§ **Request**: Reproduce all of the records exactly.
============================================================
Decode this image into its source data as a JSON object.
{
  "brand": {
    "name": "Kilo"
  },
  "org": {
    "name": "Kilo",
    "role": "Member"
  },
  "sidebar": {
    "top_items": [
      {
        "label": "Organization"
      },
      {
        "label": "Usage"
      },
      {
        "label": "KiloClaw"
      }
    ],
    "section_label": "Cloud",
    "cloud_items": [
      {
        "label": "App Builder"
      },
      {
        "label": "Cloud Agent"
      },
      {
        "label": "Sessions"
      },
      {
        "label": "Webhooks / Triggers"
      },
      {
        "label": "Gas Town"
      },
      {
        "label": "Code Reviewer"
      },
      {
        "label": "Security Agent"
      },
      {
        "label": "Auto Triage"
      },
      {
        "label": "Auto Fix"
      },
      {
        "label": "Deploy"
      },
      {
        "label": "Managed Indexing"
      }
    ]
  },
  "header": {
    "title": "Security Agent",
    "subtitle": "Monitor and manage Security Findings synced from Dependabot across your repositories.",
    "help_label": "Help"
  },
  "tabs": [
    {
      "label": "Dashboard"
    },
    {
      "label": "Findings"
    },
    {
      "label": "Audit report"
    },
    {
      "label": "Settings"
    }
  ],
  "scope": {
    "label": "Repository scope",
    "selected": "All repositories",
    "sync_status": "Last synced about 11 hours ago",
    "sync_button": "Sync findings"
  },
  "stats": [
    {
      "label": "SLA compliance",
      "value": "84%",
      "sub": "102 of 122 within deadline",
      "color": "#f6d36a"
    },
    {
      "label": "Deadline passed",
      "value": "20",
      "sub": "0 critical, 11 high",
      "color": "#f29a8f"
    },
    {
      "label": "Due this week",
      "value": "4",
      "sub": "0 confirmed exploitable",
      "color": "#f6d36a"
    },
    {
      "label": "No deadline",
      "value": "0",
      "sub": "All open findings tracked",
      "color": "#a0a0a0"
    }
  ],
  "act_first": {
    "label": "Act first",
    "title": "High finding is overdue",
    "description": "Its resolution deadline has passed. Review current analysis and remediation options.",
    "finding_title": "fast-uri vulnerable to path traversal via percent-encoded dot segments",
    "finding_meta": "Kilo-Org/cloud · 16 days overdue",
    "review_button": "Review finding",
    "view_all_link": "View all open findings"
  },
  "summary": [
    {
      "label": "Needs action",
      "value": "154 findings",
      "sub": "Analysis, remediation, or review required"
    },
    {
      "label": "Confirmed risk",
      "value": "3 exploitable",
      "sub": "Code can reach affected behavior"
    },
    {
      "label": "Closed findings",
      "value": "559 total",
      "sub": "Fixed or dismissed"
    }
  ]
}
============================================================
§ **Response for this exercise**:
Decode this image into its source data as a JSON object.
{
  "brand": {
    "name": "Kilo"
  },
  "org": {
    "name": "Kilo",
    "role": "Member"
  },
  "sidebar": {
    "top_items": [
      {
        "label": "Organization"
      },
      {
        "label": "Usage"
      },
      {
        "label": "KiloClaw"
      }
    ],
    "section_label": "Cloud",
    "cloud_items": [
      {
        "label": "App Builder"
      },
      {
        "label": "Cloud Agent"
      },
      {
        "label": "Sessions"
      },
      {
        "label": "Webhooks / Triggers"
      },
      {
        "label": "Gas Town"
      },
      {
        "label": "Code Reviewer"
      },
      {
        "label": "Security Agent"
      },
      {
        "label": "Auto Triage"
      },
      {
        "label": "Auto Fix"
      },
      {
        "label": "Deploy"
      },
      {
        "label": "Managed Indexing"
      }
    ]
  },
  "header": {
    "title": "Security Agent",
    "subtitle": "Monitor and manage Security Findings synced from Dependabot across your repositories.",
    "help_label": "Help"
  },
  "tabs": [
    {
      "label": "Dashboard"
    },
    {
      "label": "Findings"
    },
    {
      "label": "Audit report"
    },
    {
      "label": "Settings"
    }
  ],
  "scope": {
    "label": "Repository scope",
    "selected": "All repositories",
    "sync_status": "Last synced about 11 hours ago",
    "sync_button": "Sync findings"
  },
  "stats": [
    {
      "label": "SLA compliance",
      "value": "84%",
      "sub": "102 of 122 within deadline",
      "color": "#f6d36a"
    },
    {
      "label": "Deadline passed",
      "value": "20",
      "sub": "0 critical, 11 high",
      "color": "#f29a8f"
    },
    {
      "label": "Due this week",
      "value": "4",
      "sub": "0 confirmed exploitable",
      "color": "#f6d36a"
    },
    {
      "label": "No deadline",
      "value": "0",
      "sub": "All open findings tracked",
      "color": "#a0a0a0"
    }
  ],
  "act_first": {
    "label": "Act first",
    "title": "High finding is overdue",
    "description": "Its resolution deadline has passed. Review current analysis and remediation options.",
    "finding_title": "fast-uri vulnerable to path traversal via percent-encoded dot segments",
    "finding_meta": "Kilo-Org/cloud · 16 days overdue",
    "review_button": "Review finding",
    "view_all_link": "View all open findings"
  },
  "summary": [
    {
      "label": "Needs action",
      "value": "154 findings",
      "sub": "Analysis, remediation, or review required"
    },
    {
      "label": "Confirmed risk",
      "value": "3 exploitable",
      "sub": "Code can reach affected behavior"
    },
    {
      "label": "Closed findings",
      "value": "559 total",
      "sub": "Fixed or dismissed"
    }
  ]
}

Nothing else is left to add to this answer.